PROVIDED DATA:
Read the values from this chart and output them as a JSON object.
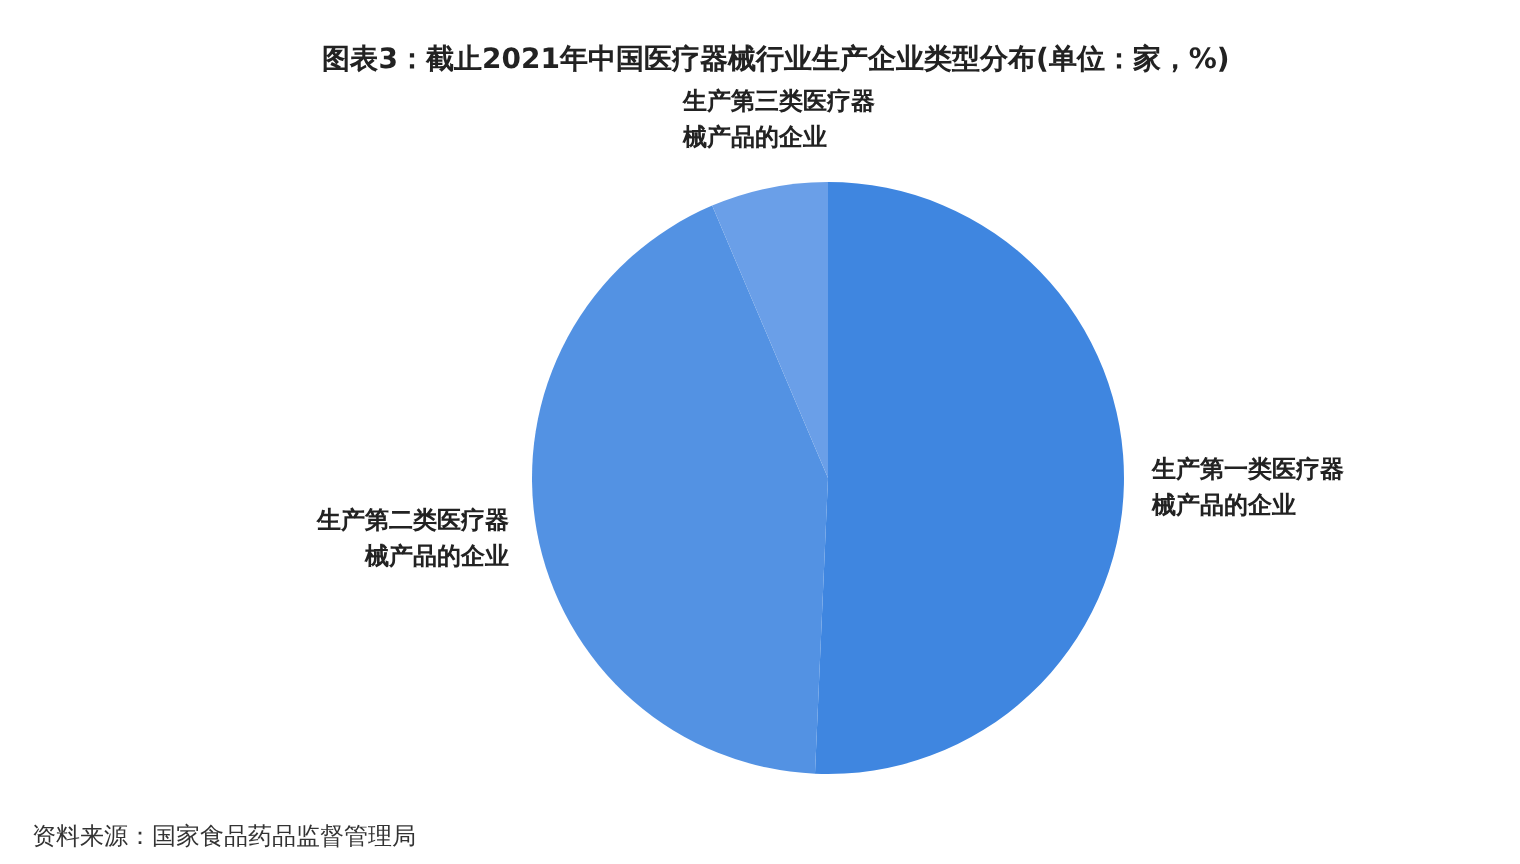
{
  "chart_data": {
    "type": "pie",
    "title": "图表3：截止2021年中国医疗器械行业生产企业类型分布(单位：家，%)",
    "categories": [
      "生产第一类医疗器械产品的企业",
      "生产第二类医疗器械产品的企业",
      "生产第三类医疗器械产品的企业"
    ],
    "values": [
      50.7,
      42.9,
      6.4
    ],
    "colors": [
      "#3f86e0",
      "#5392e3",
      "#6a9fe8"
    ],
    "legend": false,
    "annotations": [
      "资料来源：国家食品药品监督管理局"
    ]
  }
}
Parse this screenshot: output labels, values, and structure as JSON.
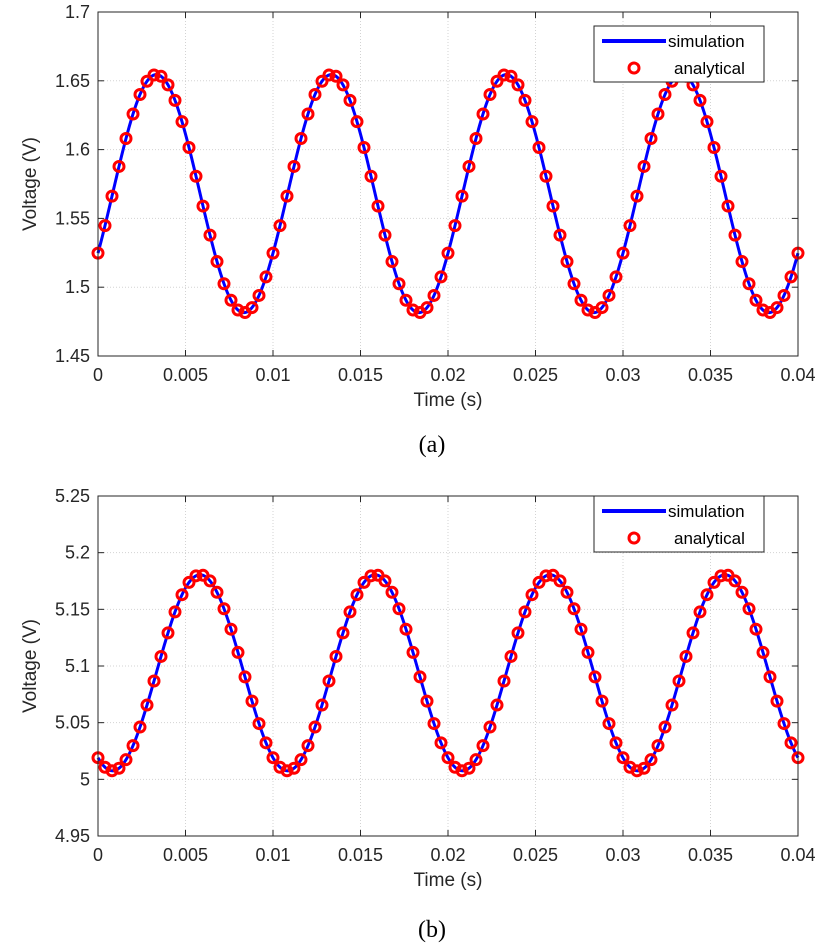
{
  "legend": {
    "simulation_label": "simulation",
    "analytical_label": "analytical"
  },
  "colors": {
    "simulation": "#0000ff",
    "analytical": "#ff0000",
    "grid": "#d3d3d3",
    "axis": "#262626"
  },
  "chart_data": [
    {
      "type": "line",
      "panel_label": "(a)",
      "xlabel": "Time (s)",
      "ylabel": "Voltage (V)",
      "xlim": [
        0,
        0.04
      ],
      "ylim": [
        1.45,
        1.7
      ],
      "xticks": [
        0,
        0.005,
        0.01,
        0.015,
        0.02,
        0.025,
        0.03,
        0.035,
        0.04
      ],
      "xtick_labels": [
        "0",
        "0.005",
        "0.01",
        "0.015",
        "0.02",
        "0.025",
        "0.03",
        "0.035",
        "0.04"
      ],
      "yticks": [
        1.45,
        1.5,
        1.55,
        1.6,
        1.65,
        1.7
      ],
      "ytick_labels": [
        "1.45",
        "1.5",
        "1.55",
        "1.6",
        "1.65",
        "1.7"
      ],
      "grid": true,
      "legend_position": "top-right",
      "series": [
        {
          "name": "simulation",
          "style": "line",
          "waveform": {
            "offset": 1.568,
            "amplitude": 0.0865,
            "frequency_hz": 100,
            "phase_deg": -30,
            "t_start": 0,
            "t_end": 0.04
          }
        },
        {
          "name": "analytical",
          "style": "marker-circle",
          "waveform": {
            "offset": 1.568,
            "amplitude": 0.0865,
            "frequency_hz": 100,
            "phase_deg": -30,
            "t_start": 0,
            "t_end": 0.04,
            "sample_step": 0.0004
          }
        }
      ]
    },
    {
      "type": "line",
      "panel_label": "(b)",
      "xlabel": "Time (s)",
      "ylabel": "Voltage (V)",
      "xlim": [
        0,
        0.04
      ],
      "ylim": [
        4.95,
        5.25
      ],
      "xticks": [
        0,
        0.005,
        0.01,
        0.015,
        0.02,
        0.025,
        0.03,
        0.035,
        0.04
      ],
      "xtick_labels": [
        "0",
        "0.005",
        "0.01",
        "0.015",
        "0.02",
        "0.025",
        "0.03",
        "0.035",
        "0.04"
      ],
      "yticks": [
        4.95,
        5.0,
        5.05,
        5.1,
        5.15,
        5.2,
        5.25
      ],
      "ytick_labels": [
        "4.95",
        "5",
        "5.05",
        "5.1",
        "5.15",
        "5.2",
        "5.25"
      ],
      "grid": true,
      "legend_position": "top-right",
      "series": [
        {
          "name": "simulation",
          "style": "line",
          "waveform": {
            "offset": 5.094,
            "amplitude": 0.0865,
            "frequency_hz": 100,
            "phase_deg": -120,
            "t_start": 0,
            "t_end": 0.04
          }
        },
        {
          "name": "analytical",
          "style": "marker-circle",
          "waveform": {
            "offset": 5.094,
            "amplitude": 0.0865,
            "frequency_hz": 100,
            "phase_deg": -120,
            "t_start": 0,
            "t_end": 0.04,
            "sample_step": 0.0004
          }
        }
      ]
    }
  ]
}
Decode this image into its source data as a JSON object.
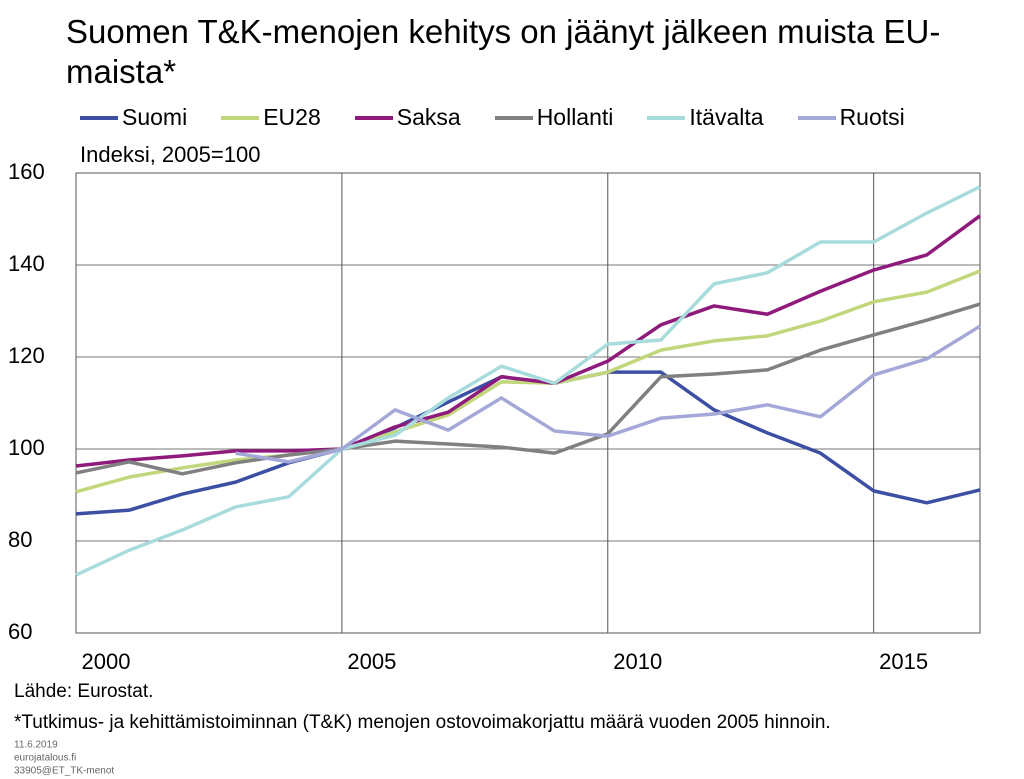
{
  "chart_data": {
    "type": "line",
    "title": "Suomen T&K-menojen kehitys on jäänyt jälkeen muista EU-maista*",
    "y_label": "Indeksi, 2005=100",
    "x": [
      2000,
      2001,
      2002,
      2003,
      2004,
      2005,
      2006,
      2007,
      2008,
      2009,
      2010,
      2011,
      2012,
      2013,
      2014,
      2015,
      2016,
      2017
    ],
    "series": [
      {
        "name": "Suomi",
        "color": "#3d4fa3",
        "values": [
          85.9,
          86.7,
          90.2,
          92.8,
          97,
          100,
          104.6,
          110.2,
          115.7,
          114.3,
          116.7,
          116.7,
          108.5,
          103.5,
          99.1,
          90.9,
          88.3,
          91.1
        ]
      },
      {
        "name": "EU28",
        "color": "#c2d77c",
        "values": [
          90.7,
          93.9,
          95.9,
          97.6,
          98.7,
          100,
          103.7,
          107.4,
          114.6,
          114.3,
          116.7,
          121.5,
          123.5,
          124.6,
          127.8,
          132,
          134.1,
          138.7
        ]
      },
      {
        "name": "Saksa",
        "color": "#8e1a7b",
        "values": [
          96.3,
          97.6,
          98.5,
          99.6,
          99.6,
          100,
          104.8,
          108,
          115.7,
          114.3,
          119.1,
          127,
          131.1,
          129.3,
          134.3,
          138.9,
          142.2,
          150.7
        ]
      },
      {
        "name": "Hollanti",
        "color": "#808080",
        "values": [
          94.8,
          97.2,
          94.6,
          97,
          98.7,
          100,
          101.7,
          101.1,
          100.4,
          99.1,
          103.3,
          115.7,
          116.3,
          117.2,
          121.5,
          124.8,
          128,
          131.5
        ]
      },
      {
        "name": "Itävalta",
        "color": "#a8dcdc",
        "values": [
          72.6,
          78,
          82.4,
          87.4,
          89.6,
          100,
          103,
          111.1,
          118,
          114.3,
          122.8,
          123.7,
          135.9,
          138.3,
          145,
          145,
          151.3,
          157
        ]
      },
      {
        "name": "Ruotsi",
        "color": "#a3a8d8",
        "values": [
          null,
          null,
          null,
          99.1,
          97.2,
          100,
          108.5,
          104.1,
          111.1,
          103.9,
          102.8,
          106.7,
          107.6,
          109.6,
          107,
          116.1,
          119.6,
          126.7
        ]
      }
    ],
    "xlim": [
      2000,
      2017
    ],
    "xticks": [
      2000,
      2005,
      2010,
      2015
    ],
    "ylim": [
      60,
      160
    ],
    "yticks": [
      60,
      80,
      100,
      120,
      140,
      160
    ],
    "grid": true,
    "source": "Lähde: Eurostat.",
    "note": "*Tutkimus- ja kehittämistoiminnan (T&K) menojen ostovoimakorjattu määrä vuoden 2005 hinnoin.",
    "footer": [
      "11.6.2019",
      "eurojatalous.fi",
      "33905@ET_TK-menot"
    ]
  }
}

WHAT YOU ARE ASKED TO DO: Which lines hold the string "name"? Copy all of them from the data above.

RESULT BELOW:
          "name": "simulation",
          "name": "analytical",
          "name": "simulation",
          "name": "analytical",
        "name": "Suomi",
        "name": "EU28",
        "name": "Saksa",
        "name": "Hollanti",
        "name": "Itävalta",
        "name": "Ruotsi",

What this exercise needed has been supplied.